* **PARTS OF THE EXERCISE**:
- A) In the blog post about becoming a financially sustainable business, what percentage of businesses that pass the three-year mark have closed within the following two years?
- B) Put this sentence from the post on financial sustainability into Spanish: "While most businesses make it through their first year, most won't make it past 3."
- C) Carry on the blog post about the push to become a "financially sustainable" business, picking up after its final sentence.

═══ TEXT PROVIDED ═══

Wednesday, January 24, 2024

time to ditch the fetish of becoming a 'financially sustainable' business

In a social/networking session with fellow freelancers I was part of recently, a recurring theme amongst my fellow self employed, who are in their first few years of trading, kept coming up - namely a desire to become 'sustainable' (aka creating a pipeline of assured regular work).

Let's quickly clarify something about this - this isn't unique to freelancers.

While most businesses make it through their first year, most won't make it past 3. 

This 3-year threshold is possibly why, if your business makes it past 3 years, it's officially recognised as being financially sustainable:,Year%20Three,three%20years%20in%20the%20distance.  

However, within 2 years of reaching this magic milestone, 20% of these 'sustainable' businesses will then have had to close their doors for good... Just because you've made it to 3, doesn't automatically mean you're set for life.

═══ MATERIAL PROVIDED ═══

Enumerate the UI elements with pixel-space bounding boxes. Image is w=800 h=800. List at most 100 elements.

═══

* **ANSWERS FOR THIS EXERCISE**:
- A) 20%

- B) Aunque la mayoría de las empresas superan su primer año, la mayoría no pasará de los 3.

- C)
So - if all businesses equally struggle to keep going (regardless of it they're large or micro), why do we keep chasing the dream of reaching a promised land of 'being financially sustainable'? The data referenced above shows this will never happen - but that's surely to be expected when you remember that markets, people, and fashions, etc keep changing all the time around us (so what we once thought everyone would want to buy, is now an anathema... disposable plastic cutlery, anyone?).

Surely it would be better to ditch the expectation of reaching a goal that's always going to be unachievable, and instead reframe our language and ambitions to something more realistic and honest: maybe something to do with cash reserves, and how long we can run for if we suddenly run out of paying customers (which would reduce the threat of facing imminent eviction from our homes, and therefore go a long way to helping our peace of mind and achieving a healthier state of mental well-being...).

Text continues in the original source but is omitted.